_DIRECTIONS:_
Extract every record, exactly as written, and ignore the pictures.

_RECORDED DATA:_
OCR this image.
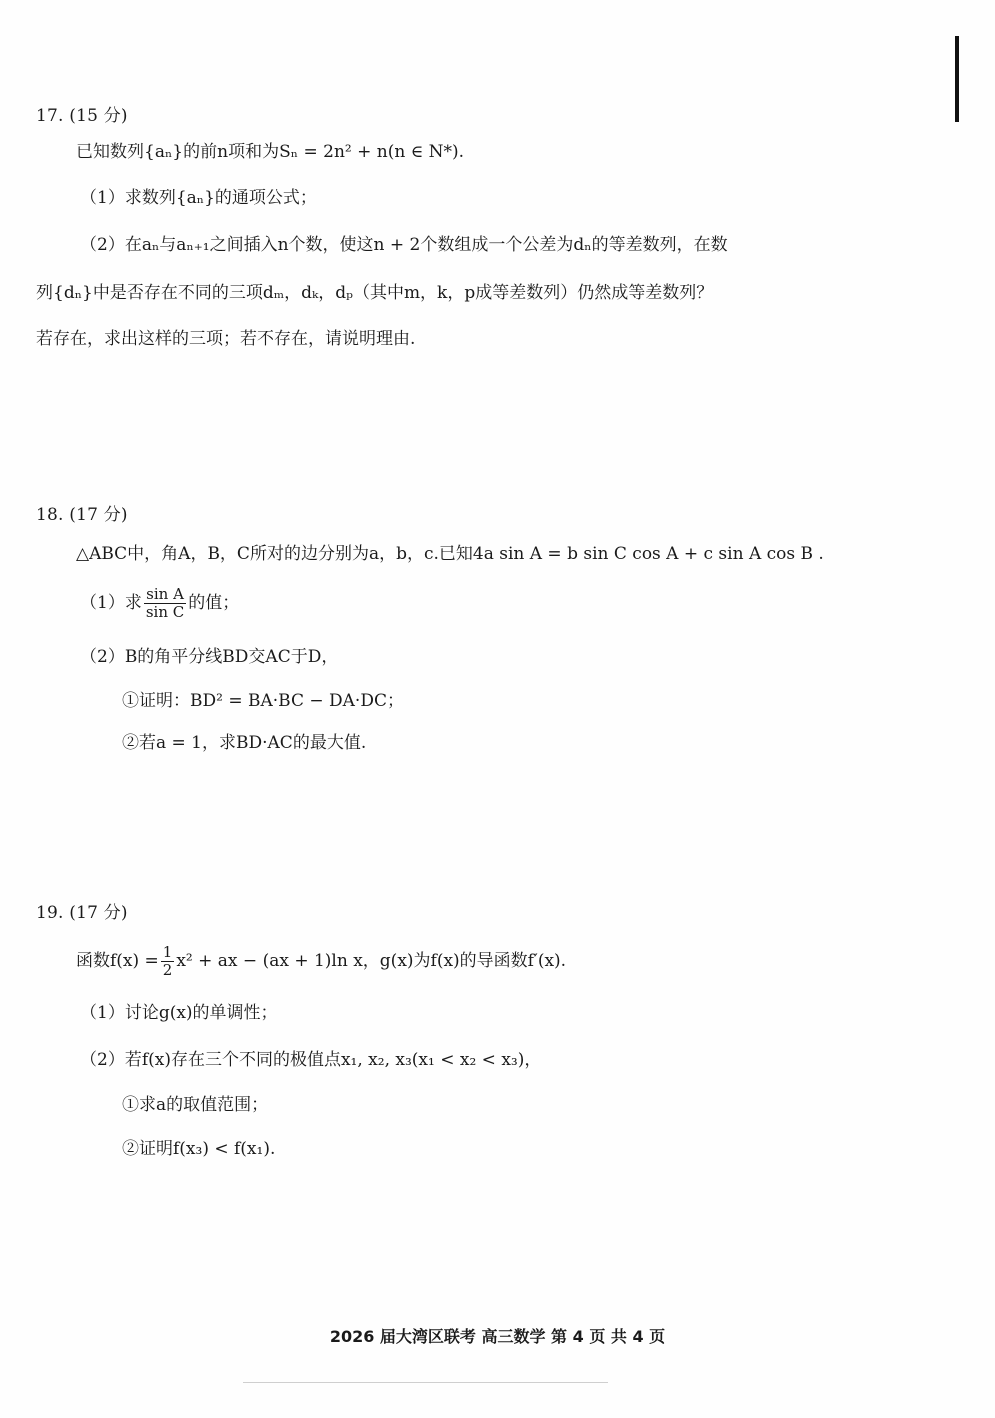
17. (15 分)
已知数列{aₙ}的前n项和为Sₙ = 2n² + n(n ∈ N*).
（1）求数列{aₙ}的通项公式；
（2）在aₙ与aₙ₊₁之间插入n个数，使这n + 2个数组成一个公差为dₙ的等差数列，在数
列{dₙ}中是否存在不同的三项dₘ，dₖ，dₚ（其中m，k，p成等差数列）仍然成等差数列？
若存在，求出这样的三项；若不存在，请说明理由.
18. (17 分)
△ABC中，角A，B，C所对的边分别为a，b，c.已知4a sin A = b sin C cos A + c sin A cos B .
（1）求 $\frac{\text{sin A}}{\text{sin C}}$ 的值；
（2）B的角平分线BD交AC于D，
①证明：BD² = BA·BC − DA·DC；
②若a = 1，求BD·AC的最大值.
19. (17 分)
函数$f(x) = \frac{1}{2} x^2$ + ax − (ax + 1)ln x，g(x)为f(x)的导函数f′(x).
（1）讨论g(x)的单调性；
（2）若f(x)存在三个不同的极值点x₁, x₂, x₃(x₁ < x₂ < x₃)，
①求a的取值范围；
②证明f(x₃) < f(x₁).
2026 届大湾区联考 高三数学 第 4 页 共 4 页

_WRITTEN RESPONSE:_
OCR this image.
17. (15 分)
已知数列{aₙ}的前n项和为Sₙ = 2n² + n(n ∈ N*).
（1）求数列{aₙ}的通项公式；
（2）在aₙ与aₙ₊₁之间插入n个数，使这n + 2个数组成一个公差为dₙ的等差数列，在数
列{dₙ}中是否存在不同的三项dₘ，dₖ，dₚ（其中m，k，p成等差数列）仍然成等差数列？
若存在，求出这样的三项；若不存在，请说明理由.
18. (17 分)
△ABC中，角A，B，C所对的边分别为a，b，c.已知4a sin A = b sin C cos A + c sin A cos B .
（1）求 $\frac{\text{sin A}}{\text{sin C}}$ 的值；
（2）B的角平分线BD交AC于D，
①证明：BD² = BA·BC − DA·DC；
②若a = 1，求BD·AC的最大值.
19. (17 分)
函数$f(x) = \frac{1}{2} x^2$ + ax − (ax + 1)ln x，g(x)为f(x)的导函数f′(x).
（1）讨论g(x)的单调性；
（2）若f(x)存在三个不同的极值点x₁, x₂, x₃(x₁ < x₂ < x₃)，
①求a的取值范围；
②证明f(x₃) < f(x₁).
2026 届大湾区联考 高三数学 第 4 页 共 4 页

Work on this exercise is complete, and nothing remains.